Data entries
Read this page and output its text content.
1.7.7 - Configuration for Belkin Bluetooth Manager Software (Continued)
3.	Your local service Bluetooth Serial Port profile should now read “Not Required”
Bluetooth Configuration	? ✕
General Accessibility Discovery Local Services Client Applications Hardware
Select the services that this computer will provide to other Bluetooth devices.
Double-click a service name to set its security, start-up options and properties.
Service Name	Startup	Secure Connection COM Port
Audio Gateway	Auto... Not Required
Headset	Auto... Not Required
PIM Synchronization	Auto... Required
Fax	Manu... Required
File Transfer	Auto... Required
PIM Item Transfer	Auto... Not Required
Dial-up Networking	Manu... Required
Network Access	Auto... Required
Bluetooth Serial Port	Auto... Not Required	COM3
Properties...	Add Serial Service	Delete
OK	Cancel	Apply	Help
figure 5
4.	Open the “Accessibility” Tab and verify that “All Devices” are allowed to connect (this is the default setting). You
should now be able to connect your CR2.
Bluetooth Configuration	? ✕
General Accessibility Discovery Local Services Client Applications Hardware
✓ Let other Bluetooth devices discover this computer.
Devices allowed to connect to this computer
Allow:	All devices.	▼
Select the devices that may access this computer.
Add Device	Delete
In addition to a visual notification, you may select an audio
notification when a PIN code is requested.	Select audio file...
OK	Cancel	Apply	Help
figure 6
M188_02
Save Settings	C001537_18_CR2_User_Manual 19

The task
Quote each line of the listing above exactly.

Exercise result
Read this page and output its text content.
1.7.7 - Configuration for Belkin Bluetooth Manager Software (Continued)
3.	Your local service Bluetooth Serial Port profile should now read “Not Required”
Bluetooth Configuration	? ✕
General Accessibility Discovery Local Services Client Applications Hardware
Select the services that this computer will provide to other Bluetooth devices.
Double-click a service name to set its security, start-up options and properties.
Service Name	Startup	Secure Connection COM Port
Audio Gateway	Auto... Not Required
Headset	Auto... Not Required
PIM Synchronization	Auto... Required
Fax	Manu... Required
File Transfer	Auto... Required
PIM Item Transfer	Auto... Not Required
Dial-up Networking	Manu... Required
Network Access	Auto... Required
Bluetooth Serial Port	Auto... Not Required	COM3
Properties...	Add Serial Service	Delete
OK	Cancel	Apply	Help
figure 5
4.	Open the “Accessibility” Tab and verify that “All Devices” are allowed to connect (this is the default setting). You
should now be able to connect your CR2.
Bluetooth Configuration	? ✕
General Accessibility Discovery Local Services Client Applications Hardware
✓ Let other Bluetooth devices discover this computer.
Devices allowed to connect to this computer
Allow:	All devices.	▼
Select the devices that may access this computer.
Add Device	Delete
In addition to a visual notification, you may select an audio
notification when a PIN code is requested.	Select audio file...
OK	Cancel	Apply	Help
figure 6
M188_02
Save Settings	C001537_18_CR2_User_Manual 19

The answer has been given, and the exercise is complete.